#### [To be done]
In how many lines does the string "JSON" appear? Answer with the number only.

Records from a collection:
▽

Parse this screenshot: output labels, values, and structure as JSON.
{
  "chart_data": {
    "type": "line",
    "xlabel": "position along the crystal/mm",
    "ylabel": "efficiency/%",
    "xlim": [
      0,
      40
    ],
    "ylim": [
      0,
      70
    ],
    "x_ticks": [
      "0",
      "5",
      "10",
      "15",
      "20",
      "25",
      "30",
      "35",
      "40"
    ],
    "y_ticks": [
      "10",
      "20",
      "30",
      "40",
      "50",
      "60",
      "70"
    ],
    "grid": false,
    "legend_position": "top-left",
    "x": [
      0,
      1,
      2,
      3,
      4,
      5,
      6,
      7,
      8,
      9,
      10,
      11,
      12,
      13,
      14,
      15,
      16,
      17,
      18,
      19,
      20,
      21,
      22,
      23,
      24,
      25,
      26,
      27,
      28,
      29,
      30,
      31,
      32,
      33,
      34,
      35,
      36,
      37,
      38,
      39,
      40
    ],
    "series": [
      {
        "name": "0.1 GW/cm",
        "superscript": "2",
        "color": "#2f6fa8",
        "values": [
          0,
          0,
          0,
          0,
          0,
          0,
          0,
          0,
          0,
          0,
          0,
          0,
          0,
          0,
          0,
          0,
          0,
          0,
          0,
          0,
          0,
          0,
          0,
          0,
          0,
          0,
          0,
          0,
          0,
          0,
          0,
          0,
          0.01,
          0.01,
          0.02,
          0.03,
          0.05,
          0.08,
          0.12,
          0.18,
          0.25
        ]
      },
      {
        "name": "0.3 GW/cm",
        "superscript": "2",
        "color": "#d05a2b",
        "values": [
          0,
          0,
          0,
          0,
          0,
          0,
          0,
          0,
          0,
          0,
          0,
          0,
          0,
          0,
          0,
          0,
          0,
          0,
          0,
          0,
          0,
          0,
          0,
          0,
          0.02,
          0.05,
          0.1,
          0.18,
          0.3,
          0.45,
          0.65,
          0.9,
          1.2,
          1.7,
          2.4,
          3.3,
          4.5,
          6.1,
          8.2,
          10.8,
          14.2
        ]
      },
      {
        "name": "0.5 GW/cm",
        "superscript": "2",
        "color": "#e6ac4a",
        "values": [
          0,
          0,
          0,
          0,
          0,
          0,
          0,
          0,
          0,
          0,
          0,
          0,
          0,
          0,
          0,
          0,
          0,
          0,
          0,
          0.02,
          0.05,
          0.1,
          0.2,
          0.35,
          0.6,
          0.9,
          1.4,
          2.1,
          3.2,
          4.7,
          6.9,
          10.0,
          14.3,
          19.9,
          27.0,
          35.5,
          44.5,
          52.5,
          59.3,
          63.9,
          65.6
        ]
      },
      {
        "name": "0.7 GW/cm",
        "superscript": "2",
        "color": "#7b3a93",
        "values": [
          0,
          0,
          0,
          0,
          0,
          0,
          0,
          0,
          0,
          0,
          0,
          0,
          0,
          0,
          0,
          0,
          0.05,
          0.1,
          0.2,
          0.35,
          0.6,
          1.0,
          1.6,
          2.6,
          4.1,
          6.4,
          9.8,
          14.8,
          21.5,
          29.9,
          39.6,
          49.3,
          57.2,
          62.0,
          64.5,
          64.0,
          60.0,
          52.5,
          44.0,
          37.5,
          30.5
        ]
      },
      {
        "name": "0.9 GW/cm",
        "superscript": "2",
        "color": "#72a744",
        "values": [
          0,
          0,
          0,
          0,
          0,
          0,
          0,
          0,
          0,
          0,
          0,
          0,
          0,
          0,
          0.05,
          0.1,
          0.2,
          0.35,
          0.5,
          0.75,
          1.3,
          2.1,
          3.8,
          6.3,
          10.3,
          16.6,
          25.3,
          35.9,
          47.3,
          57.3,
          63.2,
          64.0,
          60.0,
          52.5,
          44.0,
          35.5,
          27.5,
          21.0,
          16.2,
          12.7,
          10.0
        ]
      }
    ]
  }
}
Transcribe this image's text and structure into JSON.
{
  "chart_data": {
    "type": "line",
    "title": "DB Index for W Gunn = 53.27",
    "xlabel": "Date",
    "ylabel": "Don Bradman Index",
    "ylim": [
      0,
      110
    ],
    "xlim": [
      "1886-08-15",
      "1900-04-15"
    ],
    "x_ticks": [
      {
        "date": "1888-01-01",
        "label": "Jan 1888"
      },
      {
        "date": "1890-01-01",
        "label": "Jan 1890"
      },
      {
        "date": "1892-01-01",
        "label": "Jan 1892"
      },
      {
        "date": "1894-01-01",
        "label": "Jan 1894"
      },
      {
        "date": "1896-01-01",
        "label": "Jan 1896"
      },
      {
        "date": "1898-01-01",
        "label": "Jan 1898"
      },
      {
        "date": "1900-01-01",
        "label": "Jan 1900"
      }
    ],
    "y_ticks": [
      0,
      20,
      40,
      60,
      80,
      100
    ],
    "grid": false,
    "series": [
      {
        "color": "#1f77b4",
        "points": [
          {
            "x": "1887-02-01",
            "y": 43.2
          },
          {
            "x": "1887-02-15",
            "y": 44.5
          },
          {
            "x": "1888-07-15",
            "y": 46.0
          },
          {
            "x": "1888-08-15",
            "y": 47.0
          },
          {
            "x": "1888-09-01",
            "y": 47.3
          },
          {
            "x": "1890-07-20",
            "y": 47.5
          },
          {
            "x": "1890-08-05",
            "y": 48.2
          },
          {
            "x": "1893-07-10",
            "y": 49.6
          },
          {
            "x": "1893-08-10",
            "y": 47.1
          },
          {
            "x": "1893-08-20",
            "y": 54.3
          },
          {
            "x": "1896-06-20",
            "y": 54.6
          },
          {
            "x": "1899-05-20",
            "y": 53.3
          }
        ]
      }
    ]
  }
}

△

#### [Solution below]
2